▶ **Exercise inputs**:
◇ ◇ ◇
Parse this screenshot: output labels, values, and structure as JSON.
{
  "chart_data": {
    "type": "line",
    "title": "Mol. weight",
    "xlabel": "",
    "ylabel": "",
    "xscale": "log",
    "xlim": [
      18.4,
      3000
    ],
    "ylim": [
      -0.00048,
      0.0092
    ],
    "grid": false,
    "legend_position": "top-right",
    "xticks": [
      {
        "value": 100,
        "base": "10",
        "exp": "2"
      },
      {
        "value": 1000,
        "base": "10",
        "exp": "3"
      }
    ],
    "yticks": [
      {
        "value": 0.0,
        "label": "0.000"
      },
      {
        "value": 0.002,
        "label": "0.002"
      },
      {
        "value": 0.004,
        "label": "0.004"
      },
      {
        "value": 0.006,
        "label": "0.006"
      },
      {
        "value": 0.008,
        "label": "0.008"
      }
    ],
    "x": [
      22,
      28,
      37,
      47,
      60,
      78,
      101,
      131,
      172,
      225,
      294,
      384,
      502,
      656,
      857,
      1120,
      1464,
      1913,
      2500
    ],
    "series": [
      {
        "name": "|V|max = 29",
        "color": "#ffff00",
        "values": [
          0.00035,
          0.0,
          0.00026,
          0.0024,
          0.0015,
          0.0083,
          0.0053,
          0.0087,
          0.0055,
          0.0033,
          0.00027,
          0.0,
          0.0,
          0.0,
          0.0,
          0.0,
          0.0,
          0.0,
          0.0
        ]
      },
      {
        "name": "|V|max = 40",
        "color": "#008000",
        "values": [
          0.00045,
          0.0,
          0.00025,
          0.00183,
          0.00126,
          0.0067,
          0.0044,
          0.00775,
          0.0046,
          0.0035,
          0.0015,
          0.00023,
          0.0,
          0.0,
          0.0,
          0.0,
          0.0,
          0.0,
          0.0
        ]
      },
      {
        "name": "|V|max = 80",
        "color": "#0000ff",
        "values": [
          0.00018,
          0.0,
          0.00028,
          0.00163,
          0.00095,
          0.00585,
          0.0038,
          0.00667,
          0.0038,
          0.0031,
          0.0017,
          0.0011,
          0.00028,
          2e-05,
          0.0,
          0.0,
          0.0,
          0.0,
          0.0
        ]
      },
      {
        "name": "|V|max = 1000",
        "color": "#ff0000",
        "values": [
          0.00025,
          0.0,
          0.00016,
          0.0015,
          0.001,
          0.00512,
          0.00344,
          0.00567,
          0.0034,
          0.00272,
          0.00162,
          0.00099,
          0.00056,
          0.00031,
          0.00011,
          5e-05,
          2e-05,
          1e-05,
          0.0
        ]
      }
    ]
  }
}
◇ ◇ ◇
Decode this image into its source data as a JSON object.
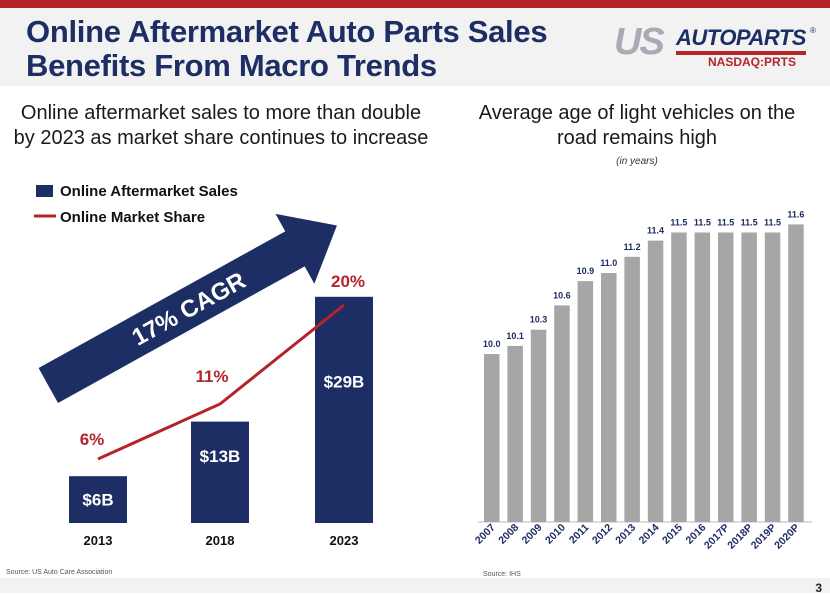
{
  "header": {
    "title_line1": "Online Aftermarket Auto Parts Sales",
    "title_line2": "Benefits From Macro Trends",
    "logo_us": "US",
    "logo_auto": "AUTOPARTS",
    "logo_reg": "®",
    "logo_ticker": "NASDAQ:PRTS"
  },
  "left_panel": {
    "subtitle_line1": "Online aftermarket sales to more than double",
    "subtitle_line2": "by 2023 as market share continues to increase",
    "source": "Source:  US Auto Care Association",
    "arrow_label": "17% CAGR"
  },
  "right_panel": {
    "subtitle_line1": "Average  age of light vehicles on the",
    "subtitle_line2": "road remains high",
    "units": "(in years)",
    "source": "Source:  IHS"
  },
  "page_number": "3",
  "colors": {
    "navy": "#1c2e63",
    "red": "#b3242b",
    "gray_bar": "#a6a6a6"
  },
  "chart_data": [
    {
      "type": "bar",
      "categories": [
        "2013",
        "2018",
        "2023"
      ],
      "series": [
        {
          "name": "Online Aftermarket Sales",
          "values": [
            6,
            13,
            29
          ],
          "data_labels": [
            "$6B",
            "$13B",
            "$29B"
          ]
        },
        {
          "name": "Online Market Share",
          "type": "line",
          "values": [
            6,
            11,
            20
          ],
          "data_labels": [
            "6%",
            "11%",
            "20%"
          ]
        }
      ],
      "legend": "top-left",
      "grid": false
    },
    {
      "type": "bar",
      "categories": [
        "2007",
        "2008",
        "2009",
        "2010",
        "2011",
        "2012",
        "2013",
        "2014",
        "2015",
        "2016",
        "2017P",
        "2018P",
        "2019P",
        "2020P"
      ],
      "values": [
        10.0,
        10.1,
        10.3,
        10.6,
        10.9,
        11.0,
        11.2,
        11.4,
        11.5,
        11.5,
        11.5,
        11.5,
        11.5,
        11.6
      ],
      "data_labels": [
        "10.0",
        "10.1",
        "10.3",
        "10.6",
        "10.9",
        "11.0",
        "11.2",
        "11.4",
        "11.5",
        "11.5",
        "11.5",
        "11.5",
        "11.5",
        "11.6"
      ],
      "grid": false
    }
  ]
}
◇ ◇ ◇
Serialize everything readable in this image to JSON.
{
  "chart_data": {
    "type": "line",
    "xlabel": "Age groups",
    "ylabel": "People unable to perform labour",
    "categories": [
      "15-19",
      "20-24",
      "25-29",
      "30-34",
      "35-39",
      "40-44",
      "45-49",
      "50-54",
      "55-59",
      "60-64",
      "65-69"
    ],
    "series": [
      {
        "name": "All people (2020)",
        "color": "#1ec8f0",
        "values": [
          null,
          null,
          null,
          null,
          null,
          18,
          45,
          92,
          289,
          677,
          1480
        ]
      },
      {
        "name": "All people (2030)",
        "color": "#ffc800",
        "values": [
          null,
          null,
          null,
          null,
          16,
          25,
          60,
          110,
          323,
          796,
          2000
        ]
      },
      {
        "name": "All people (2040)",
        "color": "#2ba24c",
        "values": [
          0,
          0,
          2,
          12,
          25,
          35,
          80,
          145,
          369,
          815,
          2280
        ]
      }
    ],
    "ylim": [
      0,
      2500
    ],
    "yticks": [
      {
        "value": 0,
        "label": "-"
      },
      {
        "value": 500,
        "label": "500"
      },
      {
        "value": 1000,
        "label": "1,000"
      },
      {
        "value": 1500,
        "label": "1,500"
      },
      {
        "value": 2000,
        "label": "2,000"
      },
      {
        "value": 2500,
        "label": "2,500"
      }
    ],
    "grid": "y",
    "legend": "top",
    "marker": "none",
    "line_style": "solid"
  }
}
◇ ◇ ◇
▶ **Given problem**: Only lines with the word "source" should be collected from the material.

▶ **Problem solution**:
Decode this image into its source data as a JSON object.
    "source": "Source:  US Auto Care Association",
    "source": "Source:  IHS"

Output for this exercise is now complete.